# START OF Given data

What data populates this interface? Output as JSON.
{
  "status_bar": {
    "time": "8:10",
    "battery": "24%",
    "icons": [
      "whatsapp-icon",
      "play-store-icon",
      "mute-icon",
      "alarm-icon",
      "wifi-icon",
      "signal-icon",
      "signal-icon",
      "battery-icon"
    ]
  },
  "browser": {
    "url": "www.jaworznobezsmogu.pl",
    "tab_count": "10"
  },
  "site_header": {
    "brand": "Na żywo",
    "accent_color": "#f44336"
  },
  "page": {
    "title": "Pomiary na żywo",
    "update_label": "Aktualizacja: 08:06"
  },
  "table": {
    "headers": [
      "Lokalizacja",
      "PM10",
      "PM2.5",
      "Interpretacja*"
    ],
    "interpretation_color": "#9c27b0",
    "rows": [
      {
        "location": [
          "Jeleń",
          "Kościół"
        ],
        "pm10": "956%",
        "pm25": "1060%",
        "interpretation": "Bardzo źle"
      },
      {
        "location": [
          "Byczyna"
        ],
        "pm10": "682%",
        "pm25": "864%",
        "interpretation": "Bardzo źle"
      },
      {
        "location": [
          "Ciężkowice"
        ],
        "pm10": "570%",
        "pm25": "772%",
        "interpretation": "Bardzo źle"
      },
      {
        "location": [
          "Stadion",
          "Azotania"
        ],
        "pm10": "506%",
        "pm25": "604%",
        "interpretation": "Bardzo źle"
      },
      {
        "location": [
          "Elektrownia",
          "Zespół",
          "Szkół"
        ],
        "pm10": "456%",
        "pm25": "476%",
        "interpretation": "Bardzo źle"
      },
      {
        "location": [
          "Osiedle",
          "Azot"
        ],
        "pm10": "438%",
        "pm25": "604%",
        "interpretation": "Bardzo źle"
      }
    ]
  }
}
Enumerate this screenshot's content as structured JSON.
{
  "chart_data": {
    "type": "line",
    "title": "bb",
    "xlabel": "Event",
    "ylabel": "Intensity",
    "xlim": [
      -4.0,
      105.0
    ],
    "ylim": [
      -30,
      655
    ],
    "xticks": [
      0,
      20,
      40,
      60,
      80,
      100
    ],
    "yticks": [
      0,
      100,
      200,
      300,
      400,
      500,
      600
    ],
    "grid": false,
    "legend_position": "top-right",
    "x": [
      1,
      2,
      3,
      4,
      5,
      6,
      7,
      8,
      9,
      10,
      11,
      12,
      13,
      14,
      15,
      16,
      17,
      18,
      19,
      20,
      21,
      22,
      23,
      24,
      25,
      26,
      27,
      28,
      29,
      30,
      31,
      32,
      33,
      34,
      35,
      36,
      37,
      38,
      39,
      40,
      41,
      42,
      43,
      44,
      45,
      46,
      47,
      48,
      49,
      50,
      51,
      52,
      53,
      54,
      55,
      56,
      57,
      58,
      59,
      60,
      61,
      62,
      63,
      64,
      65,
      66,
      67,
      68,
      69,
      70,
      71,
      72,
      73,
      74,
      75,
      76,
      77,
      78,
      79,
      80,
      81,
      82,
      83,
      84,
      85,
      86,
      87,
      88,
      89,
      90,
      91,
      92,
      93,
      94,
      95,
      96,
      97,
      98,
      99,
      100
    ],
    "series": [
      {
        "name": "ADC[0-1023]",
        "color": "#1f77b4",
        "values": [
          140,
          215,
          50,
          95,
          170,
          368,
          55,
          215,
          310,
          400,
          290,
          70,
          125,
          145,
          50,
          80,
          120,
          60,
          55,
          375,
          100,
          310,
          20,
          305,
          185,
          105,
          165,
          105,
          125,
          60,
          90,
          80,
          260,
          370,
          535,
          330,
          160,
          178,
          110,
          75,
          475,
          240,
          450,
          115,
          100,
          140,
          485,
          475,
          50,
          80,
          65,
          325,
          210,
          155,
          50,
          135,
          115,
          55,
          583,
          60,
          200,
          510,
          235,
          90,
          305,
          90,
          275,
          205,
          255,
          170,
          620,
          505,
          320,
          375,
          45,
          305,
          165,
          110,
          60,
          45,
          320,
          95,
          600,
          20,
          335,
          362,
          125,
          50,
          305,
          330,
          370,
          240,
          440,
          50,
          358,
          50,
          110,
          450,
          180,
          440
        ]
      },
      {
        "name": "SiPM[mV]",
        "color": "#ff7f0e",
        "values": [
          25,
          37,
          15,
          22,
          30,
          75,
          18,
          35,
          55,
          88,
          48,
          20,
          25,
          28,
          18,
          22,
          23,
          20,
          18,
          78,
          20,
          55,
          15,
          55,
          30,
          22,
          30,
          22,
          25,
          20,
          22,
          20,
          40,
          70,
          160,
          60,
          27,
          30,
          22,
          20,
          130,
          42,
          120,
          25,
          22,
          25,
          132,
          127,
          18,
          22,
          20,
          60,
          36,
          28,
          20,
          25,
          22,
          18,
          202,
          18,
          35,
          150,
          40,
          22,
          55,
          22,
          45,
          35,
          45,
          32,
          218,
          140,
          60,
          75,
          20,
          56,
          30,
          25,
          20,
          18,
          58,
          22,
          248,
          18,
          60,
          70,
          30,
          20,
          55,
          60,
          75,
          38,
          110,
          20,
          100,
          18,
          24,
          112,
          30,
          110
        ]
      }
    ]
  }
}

# END OF Given data

Write out the material from the first line to the last, exactly.

> [Complete output]:
What data populates this interface? Output as JSON.
{
  "status_bar": {
    "time": "8:10",
    "battery": "24%",
    "icons": [
      "whatsapp-icon",
      "play-store-icon",
      "mute-icon",
      "alarm-icon",
      "wifi-icon",
      "signal-icon",
      "signal-icon",
      "battery-icon"
    ]
  },
  "browser": {
    "url": "www.jaworznobezsmogu.pl",
    "tab_count": "10"
  },
  "site_header": {
    "brand": "Na żywo",
    "accent_color": "#f44336"
  },
  "page": {
    "title": "Pomiary na żywo",
    "update_label": "Aktualizacja: 08:06"
  },
  "table": {
    "headers": [
      "Lokalizacja",
      "PM10",
      "PM2.5",
      "Interpretacja*"
    ],
    "interpretation_color": "#9c27b0",
    "rows": [
      {
        "location": [
          "Jeleń",
          "Kościół"
        ],
        "pm10": "956%",
        "pm25": "1060%",
        "interpretation": "Bardzo źle"
      },
      {
        "location": [
          "Byczyna"
        ],
        "pm10": "682%",
        "pm25": "864%",
        "interpretation": "Bardzo źle"
      },
      {
        "location": [
          "Ciężkowice"
        ],
        "pm10": "570%",
        "pm25": "772%",
        "interpretation": "Bardzo źle"
      },
      {
        "location": [
          "Stadion",
          "Azotania"
        ],
        "pm10": "506%",
        "pm25": "604%",
        "interpretation": "Bardzo źle"
      },
      {
        "location": [
          "Elektrownia",
          "Zespół",
          "Szkół"
        ],
        "pm10": "456%",
        "pm25": "476%",
        "interpretation": "Bardzo źle"
      },
      {
        "location": [
          "Osiedle",
          "Azot"
        ],
        "pm10": "438%",
        "pm25": "604%",
        "interpretation": "Bardzo źle"
      }
    ]
  }
}
Enumerate this screenshot's content as structured JSON.
{
  "chart_data": {
    "type": "line",
    "title": "bb",
    "xlabel": "Event",
    "ylabel": "Intensity",
    "xlim": [
      -4.0,
      105.0
    ],
    "ylim": [
      -30,
      655
    ],
    "xticks": [
      0,
      20,
      40,
      60,
      80,
      100
    ],
    "yticks": [
      0,
      100,
      200,
      300,
      400,
      500,
      600
    ],
    "grid": false,
    "legend_position": "top-right",
    "x": [
      1,
      2,
      3,
      4,
      5,
      6,
      7,
      8,
      9,
      10,
      11,
      12,
      13,
      14,
      15,
      16,
      17,
      18,
      19,
      20,
      21,
      22,
      23,
      24,
      25,
      26,
      27,
      28,
      29,
      30,
      31,
      32,
      33,
      34,
      35,
      36,
      37,
      38,
      39,
      40,
      41,
      42,
      43,
      44,
      45,
      46,
      47,
      48,
      49,
      50,
      51,
      52,
      53,
      54,
      55,
      56,
      57,
      58,
      59,
      60,
      61,
      62,
      63,
      64,
      65,
      66,
      67,
      68,
      69,
      70,
      71,
      72,
      73,
      74,
      75,
      76,
      77,
      78,
      79,
      80,
      81,
      82,
      83,
      84,
      85,
      86,
      87,
      88,
      89,
      90,
      91,
      92,
      93,
      94,
      95,
      96,
      97,
      98,
      99,
      100
    ],
    "series": [
      {
        "name": "ADC[0-1023]",
        "color": "#1f77b4",
        "values": [
          140,
          215,
          50,
          95,
          170,
          368,
          55,
          215,
          310,
          400,
          290,
          70,
          125,
          145,
          50,
          80,
          120,
          60,
          55,
          375,
          100,
          310,
          20,
          305,
          185,
          105,
          165,
          105,
          125,
          60,
          90,
          80,
          260,
          370,
          535,
          330,
          160,
          178,
          110,
          75,
          475,
          240,
          450,
          115,
          100,
          140,
          485,
          475,
          50,
          80,
          65,
          325,
          210,
          155,
          50,
          135,
          115,
          55,
          583,
          60,
          200,
          510,
          235,
          90,
          305,
          90,
          275,
          205,
          255,
          170,
          620,
          505,
          320,
          375,
          45,
          305,
          165,
          110,
          60,
          45,
          320,
          95,
          600,
          20,
          335,
          362,
          125,
          50,
          305,
          330,
          370,
          240,
          440,
          50,
          358,
          50,
          110,
          450,
          180,
          440
        ]
      },
      {
        "name": "SiPM[mV]",
        "color": "#ff7f0e",
        "values": [
          25,
          37,
          15,
          22,
          30,
          75,
          18,
          35,
          55,
          88,
          48,
          20,
          25,
          28,
          18,
          22,
          23,
          20,
          18,
          78,
          20,
          55,
          15,
          55,
          30,
          22,
          30,
          22,
          25,
          20,
          22,
          20,
          40,
          70,
          160,
          60,
          27,
          30,
          22,
          20,
          130,
          42,
          120,
          25,
          22,
          25,
          132,
          127,
          18,
          22,
          20,
          60,
          36,
          28,
          20,
          25,
          22,
          18,
          202,
          18,
          35,
          150,
          40,
          22,
          55,
          22,
          45,
          35,
          45,
          32,
          218,
          140,
          60,
          75,
          20,
          56,
          30,
          25,
          20,
          18,
          58,
          22,
          248,
          18,
          60,
          70,
          30,
          20,
          55,
          60,
          75,
          38,
          110,
          20,
          100,
          18,
          24,
          112,
          30,
          110
        ]
      }
    ]
  }
}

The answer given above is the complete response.